Data provided:
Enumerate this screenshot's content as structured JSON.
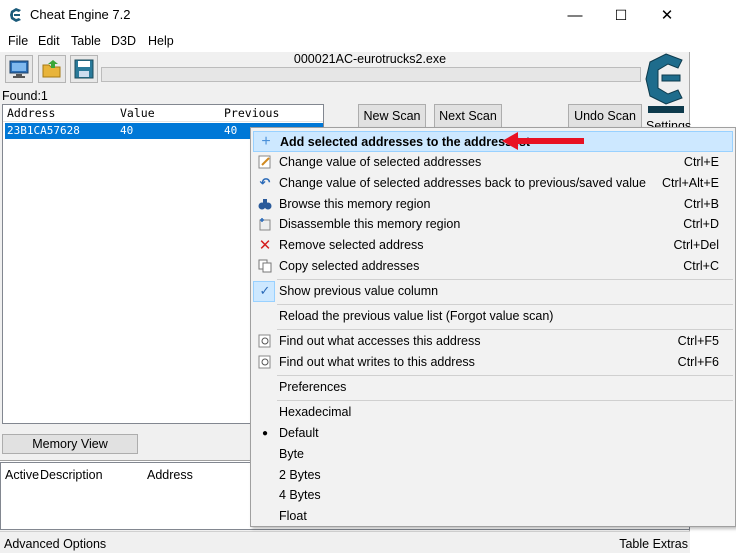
{
  "window": {
    "title": "Cheat Engine 7.2",
    "minimize": "—",
    "maximize": "☐",
    "close": "✕"
  },
  "menu": [
    "File",
    "Edit",
    "Table",
    "D3D",
    "Help"
  ],
  "process": {
    "name": "000021AC-eurotrucks2.exe"
  },
  "found": "Found:1",
  "results": {
    "columns": [
      "Address",
      "Value",
      "Previous"
    ],
    "rows": [
      {
        "address": "23B1CA57628",
        "value": "40",
        "previous": "40"
      }
    ]
  },
  "scan_buttons": {
    "new_scan": "New Scan",
    "next_scan": "Next Scan",
    "undo_scan": "Undo Scan"
  },
  "settings_label": "Settings",
  "memory_view": "Memory View",
  "address_list": {
    "columns": [
      "Active",
      "Description",
      "Address"
    ]
  },
  "status": {
    "left": "Advanced Options",
    "right": "Table Extras"
  },
  "context_menu": {
    "items": [
      {
        "label": "Add selected addresses to the addresslist",
        "shortcut": "",
        "icon": "plus-icon"
      },
      {
        "label": "Change value of selected addresses",
        "shortcut": "Ctrl+E",
        "icon": "edit-icon"
      },
      {
        "label": "Change value of selected addresses back to previous/saved value",
        "shortcut": "Ctrl+Alt+E",
        "icon": "undo-icon"
      },
      {
        "label": "Browse this memory region",
        "shortcut": "Ctrl+B",
        "icon": "binoculars-icon"
      },
      {
        "label": "Disassemble this memory region",
        "shortcut": "Ctrl+D",
        "icon": "disassemble-icon"
      },
      {
        "label": "Remove selected address",
        "shortcut": "Ctrl+Del",
        "icon": "delete-icon"
      },
      {
        "label": "Copy selected addresses",
        "shortcut": "Ctrl+C",
        "icon": "copy-icon"
      },
      {
        "label": "Show previous value column",
        "shortcut": "",
        "icon": "check-icon"
      },
      {
        "label": "Reload the previous value list (Forgot value scan)",
        "shortcut": "",
        "icon": ""
      },
      {
        "label": "Find out what accesses this address",
        "shortcut": "Ctrl+F5",
        "icon": "magnifier-icon"
      },
      {
        "label": "Find out what writes to this address",
        "shortcut": "Ctrl+F6",
        "icon": "magnifier-icon"
      },
      {
        "label": "Preferences",
        "shortcut": "",
        "icon": ""
      },
      {
        "label": "Hexadecimal",
        "shortcut": "",
        "icon": ""
      },
      {
        "label": "Default",
        "shortcut": "",
        "icon": "radio-dot-icon"
      },
      {
        "label": "Byte",
        "shortcut": "",
        "icon": ""
      },
      {
        "label": "2 Bytes",
        "shortcut": "",
        "icon": ""
      },
      {
        "label": "4 Bytes",
        "shortcut": "",
        "icon": ""
      },
      {
        "label": "Float",
        "shortcut": "",
        "icon": ""
      }
    ]
  },
  "colors": {
    "selection": "#0078d7",
    "highlight": "#cde8ff",
    "annotation_arrow": "#e81123"
  }
}
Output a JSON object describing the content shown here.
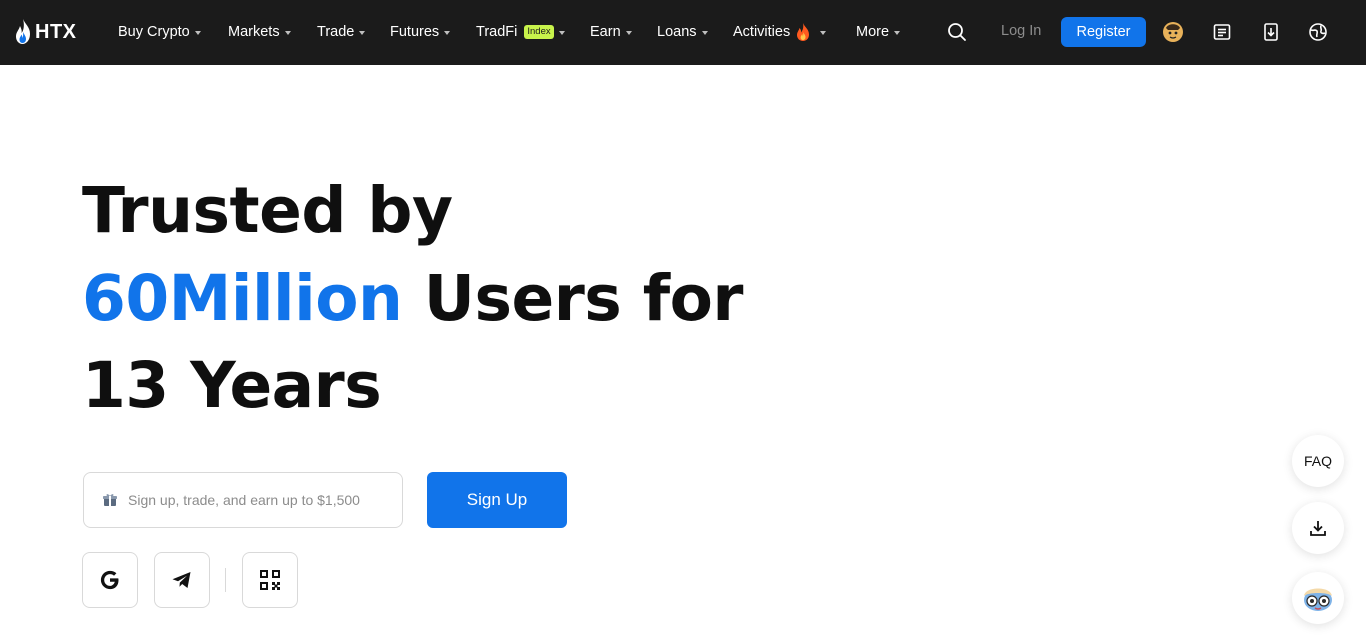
{
  "brand": {
    "name": "HTX"
  },
  "nav": {
    "items": [
      {
        "label": "Buy Crypto"
      },
      {
        "label": "Markets"
      },
      {
        "label": "Trade"
      },
      {
        "label": "Futures"
      },
      {
        "label": "TradFi",
        "badge": "Index"
      },
      {
        "label": "Earn"
      },
      {
        "label": "Loans"
      },
      {
        "label": "Activities"
      },
      {
        "label": "More"
      }
    ],
    "login_label": "Log In",
    "register_label": "Register",
    "icons": [
      "search-icon",
      "avatar-icon",
      "orders-icon",
      "download-icon",
      "globe-icon"
    ]
  },
  "hero": {
    "line1": "Trusted by",
    "line2_highlight": "60Million",
    "line2_rest": " Users for",
    "line3": "13 Years"
  },
  "signup": {
    "placeholder": "Sign up, trade, and earn up to $1,500",
    "button_label": "Sign Up"
  },
  "social": [
    "google-icon",
    "telegram-icon",
    "qr-code-icon"
  ],
  "floating": {
    "faq_label": "FAQ",
    "icons": [
      "download-icon",
      "support-avatar-icon"
    ]
  },
  "colors": {
    "accent": "#1174ea",
    "nav_bg": "#1b1b1b",
    "badge_bg": "#c8f34b",
    "activities_fire": "#ff5a1f"
  }
}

What the exercise asks:
Drop the images and repeat the data exactly.

Worked solution:
Enumerate this screenshot's content as structured JSON.
{
  "window": {
    "title": "Cheat Engine 7.2",
    "minimize": "—",
    "maximize": "☐",
    "close": "✕"
  },
  "menu": [
    "File",
    "Edit",
    "Table",
    "D3D",
    "Help"
  ],
  "process": {
    "name": "000021AC-eurotrucks2.exe"
  },
  "found": "Found:1",
  "results": {
    "columns": [
      "Address",
      "Value",
      "Previous"
    ],
    "rows": [
      {
        "address": "23B1CA57628",
        "value": "40",
        "previous": "40"
      }
    ]
  },
  "scan_buttons": {
    "new_scan": "New Scan",
    "next_scan": "Next Scan",
    "undo_scan": "Undo Scan"
  },
  "settings_label": "Settings",
  "memory_view": "Memory View",
  "address_list": {
    "columns": [
      "Active",
      "Description",
      "Address"
    ]
  },
  "status": {
    "left": "Advanced Options",
    "right": "Table Extras"
  },
  "context_menu": {
    "items": [
      {
        "label": "Add selected addresses to the addresslist",
        "shortcut": "",
        "icon": "plus-icon"
      },
      {
        "label": "Change value of selected addresses",
        "shortcut": "Ctrl+E",
        "icon": "edit-icon"
      },
      {
        "label": "Change value of selected addresses back to previous/saved value",
        "shortcut": "Ctrl+Alt+E",
        "icon": "undo-icon"
      },
      {
        "label": "Browse this memory region",
        "shortcut": "Ctrl+B",
        "icon": "binoculars-icon"
      },
      {
        "label": "Disassemble this memory region",
        "shortcut": "Ctrl+D",
        "icon": "disassemble-icon"
      },
      {
        "label": "Remove selected address",
        "shortcut": "Ctrl+Del",
        "icon": "delete-icon"
      },
      {
        "label": "Copy selected addresses",
        "shortcut": "Ctrl+C",
        "icon": "copy-icon"
      },
      {
        "label": "Show previous value column",
        "shortcut": "",
        "icon": "check-icon"
      },
      {
        "label": "Reload the previous value list (Forgot value scan)",
        "shortcut": "",
        "icon": ""
      },
      {
        "label": "Find out what accesses this address",
        "shortcut": "Ctrl+F5",
        "icon": "magnifier-icon"
      },
      {
        "label": "Find out what writes to this address",
        "shortcut": "Ctrl+F6",
        "icon": "magnifier-icon"
      },
      {
        "label": "Preferences",
        "shortcut": "",
        "icon": ""
      },
      {
        "label": "Hexadecimal",
        "shortcut": "",
        "icon": ""
      },
      {
        "label": "Default",
        "shortcut": "",
        "icon": "radio-dot-icon"
      },
      {
        "label": "Byte",
        "shortcut": "",
        "icon": ""
      },
      {
        "label": "2 Bytes",
        "shortcut": "",
        "icon": ""
      },
      {
        "label": "4 Bytes",
        "shortcut": "",
        "icon": ""
      },
      {
        "label": "Float",
        "shortcut": "",
        "icon": ""
      }
    ]
  },
  "colors": {
    "selection": "#0078d7",
    "highlight": "#cde8ff",
    "annotation_arrow": "#e81123"
  }
}
Output a JSON object describing the content shown here.
{
  "brand": {
    "name": "HTX"
  },
  "nav": {
    "items": [
      {
        "label": "Buy Crypto"
      },
      {
        "label": "Markets"
      },
      {
        "label": "Trade"
      },
      {
        "label": "Futures"
      },
      {
        "label": "TradFi",
        "badge": "Index"
      },
      {
        "label": "Earn"
      },
      {
        "label": "Loans"
      },
      {
        "label": "Activities"
      },
      {
        "label": "More"
      }
    ],
    "login_label": "Log In",
    "register_label": "Register",
    "icons": [
      "search-icon",
      "avatar-icon",
      "orders-icon",
      "download-icon",
      "globe-icon"
    ]
  },
  "hero": {
    "line1": "Trusted by",
    "line2_highlight": "60Million",
    "line2_rest": " Users for",
    "line3": "13 Years"
  },
  "signup": {
    "placeholder": "Sign up, trade, and earn up to $1,500",
    "button_label": "Sign Up"
  },
  "social": [
    "google-icon",
    "telegram-icon",
    "qr-code-icon"
  ],
  "floating": {
    "faq_label": "FAQ",
    "icons": [
      "download-icon",
      "support-avatar-icon"
    ]
  },
  "colors": {
    "accent": "#1174ea",
    "nav_bg": "#1b1b1b",
    "badge_bg": "#c8f34b",
    "activities_fire": "#ff5a1f"
  }
}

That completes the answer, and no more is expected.